_PROBLEMS TO WORK ON:_
a – According to the fact-check, on what date was the presidential memorandum on invasive carp signed?
b – Please transcribe word for word the passage of the fact-check that opens with the words containing "Claim #333 of" and closes with "the surrounding region.".

_SOURCE TEXT:_
================

Claim #333 of 365
Misleading high confidence

The claim contains elements of truth but is presented in a way that creates a false impression.

environmentgreat-lakesinvasive-speciesannouncement-vs-outcomestated-vs-revealed-preferencesattribution-problemsection-misfit

The Claim

Directed the Administration to expeditiously implement the most effective mechanisms, barriers, and other measures to prevent the migration and expansion of invasive carp in the Great Lakes Basin and the surrounding region.

The Claim, Unpacked

What is literally being asserted?

That the Trump administration issued a directive instructing federal agencies to implement effective measures to stop invasive carp from entering the Great Lakes Basin. This describes a presidential memorandum signed May 9, 2025.

What is being implied but not asserted?

The claim implies this directive represents a meaningful accomplishment — a “win” — comparable to the concrete energy and infrastructure achievements listed around it. The present-perfect framing (“Directed”) implies this action yielded or will yield expeditious results. It also implies the administration took ownership of and advanced the invasive carp prevention effort.

What is conspicuously absent?

================

_LISTING:_
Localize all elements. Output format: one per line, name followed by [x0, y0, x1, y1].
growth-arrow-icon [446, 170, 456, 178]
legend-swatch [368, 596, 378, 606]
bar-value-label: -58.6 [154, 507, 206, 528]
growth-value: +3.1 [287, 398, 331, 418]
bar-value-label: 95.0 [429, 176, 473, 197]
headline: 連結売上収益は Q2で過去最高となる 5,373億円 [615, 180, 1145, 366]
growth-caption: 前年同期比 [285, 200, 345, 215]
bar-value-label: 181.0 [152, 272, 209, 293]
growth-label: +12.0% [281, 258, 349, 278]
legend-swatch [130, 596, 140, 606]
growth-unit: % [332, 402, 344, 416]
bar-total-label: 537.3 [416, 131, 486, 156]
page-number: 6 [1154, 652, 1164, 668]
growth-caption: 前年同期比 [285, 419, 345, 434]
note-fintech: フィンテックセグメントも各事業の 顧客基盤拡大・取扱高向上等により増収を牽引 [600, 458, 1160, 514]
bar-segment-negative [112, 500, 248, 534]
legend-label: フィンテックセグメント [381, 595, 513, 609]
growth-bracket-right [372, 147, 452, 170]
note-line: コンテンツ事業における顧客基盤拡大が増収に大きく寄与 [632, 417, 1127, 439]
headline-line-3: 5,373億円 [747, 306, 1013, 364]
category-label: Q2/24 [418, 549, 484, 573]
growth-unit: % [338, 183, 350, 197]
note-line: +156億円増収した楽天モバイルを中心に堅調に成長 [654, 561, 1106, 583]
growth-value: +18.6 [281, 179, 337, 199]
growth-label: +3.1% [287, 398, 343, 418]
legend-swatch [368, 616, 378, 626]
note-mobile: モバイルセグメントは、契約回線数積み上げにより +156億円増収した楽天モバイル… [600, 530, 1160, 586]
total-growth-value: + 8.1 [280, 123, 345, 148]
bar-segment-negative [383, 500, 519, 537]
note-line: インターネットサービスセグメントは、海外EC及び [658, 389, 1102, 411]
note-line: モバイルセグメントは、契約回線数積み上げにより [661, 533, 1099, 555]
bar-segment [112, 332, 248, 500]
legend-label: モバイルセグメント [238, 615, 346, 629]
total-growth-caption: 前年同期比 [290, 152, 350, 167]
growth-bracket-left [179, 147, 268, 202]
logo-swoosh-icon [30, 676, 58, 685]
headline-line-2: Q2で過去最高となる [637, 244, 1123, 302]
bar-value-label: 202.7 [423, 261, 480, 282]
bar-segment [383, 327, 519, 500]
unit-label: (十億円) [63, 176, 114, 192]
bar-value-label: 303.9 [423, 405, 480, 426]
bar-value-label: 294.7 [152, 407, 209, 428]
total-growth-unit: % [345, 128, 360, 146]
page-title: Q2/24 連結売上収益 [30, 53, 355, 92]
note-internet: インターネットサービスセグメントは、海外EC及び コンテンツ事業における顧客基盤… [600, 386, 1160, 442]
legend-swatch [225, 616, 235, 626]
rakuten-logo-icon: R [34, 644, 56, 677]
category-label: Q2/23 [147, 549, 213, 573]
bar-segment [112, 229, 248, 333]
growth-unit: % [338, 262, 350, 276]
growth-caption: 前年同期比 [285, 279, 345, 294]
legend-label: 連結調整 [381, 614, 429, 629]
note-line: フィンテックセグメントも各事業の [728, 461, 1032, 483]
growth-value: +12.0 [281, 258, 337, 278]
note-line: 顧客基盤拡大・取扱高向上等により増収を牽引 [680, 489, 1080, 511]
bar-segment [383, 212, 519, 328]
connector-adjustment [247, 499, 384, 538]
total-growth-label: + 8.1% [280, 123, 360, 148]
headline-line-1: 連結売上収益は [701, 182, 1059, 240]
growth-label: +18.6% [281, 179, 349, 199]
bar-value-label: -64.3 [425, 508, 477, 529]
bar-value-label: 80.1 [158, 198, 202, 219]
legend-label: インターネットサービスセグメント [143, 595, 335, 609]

================

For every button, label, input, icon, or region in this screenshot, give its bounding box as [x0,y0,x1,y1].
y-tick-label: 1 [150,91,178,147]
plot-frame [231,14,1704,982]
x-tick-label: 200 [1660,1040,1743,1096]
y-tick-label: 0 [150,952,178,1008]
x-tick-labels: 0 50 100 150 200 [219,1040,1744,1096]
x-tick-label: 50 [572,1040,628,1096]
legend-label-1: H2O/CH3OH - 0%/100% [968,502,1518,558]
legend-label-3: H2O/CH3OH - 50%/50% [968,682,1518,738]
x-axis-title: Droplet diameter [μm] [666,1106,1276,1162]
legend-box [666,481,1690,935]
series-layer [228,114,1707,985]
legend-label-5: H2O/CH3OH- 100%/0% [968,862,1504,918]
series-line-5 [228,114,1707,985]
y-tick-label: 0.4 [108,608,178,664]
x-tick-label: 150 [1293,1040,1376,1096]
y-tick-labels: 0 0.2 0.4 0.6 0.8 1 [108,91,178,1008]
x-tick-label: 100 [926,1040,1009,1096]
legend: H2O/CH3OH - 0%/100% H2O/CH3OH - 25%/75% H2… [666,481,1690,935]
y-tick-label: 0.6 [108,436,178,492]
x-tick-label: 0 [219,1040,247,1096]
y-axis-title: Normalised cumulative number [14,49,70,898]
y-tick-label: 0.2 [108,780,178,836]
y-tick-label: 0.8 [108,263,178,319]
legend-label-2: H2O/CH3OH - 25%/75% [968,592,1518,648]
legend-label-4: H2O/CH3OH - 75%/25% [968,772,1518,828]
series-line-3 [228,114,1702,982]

================

_ANSWERS:_
a – May 9, 2025.

b –
Claim #333 of 365
Misleading high confidence

The claim contains elements of truth but is presented in a way that creates a false impression.

environmentgreat-lakesinvasive-speciesannouncement-vs-outcomestated-vs-revealed-preferencesattribution-problemsection-misfit

The Claim

Directed the Administration to expeditiously implement the most effective mechanisms, barriers, and other measures to prevent the migration and expansion of invasive carp in the Great Lakes Basin and the surrounding region.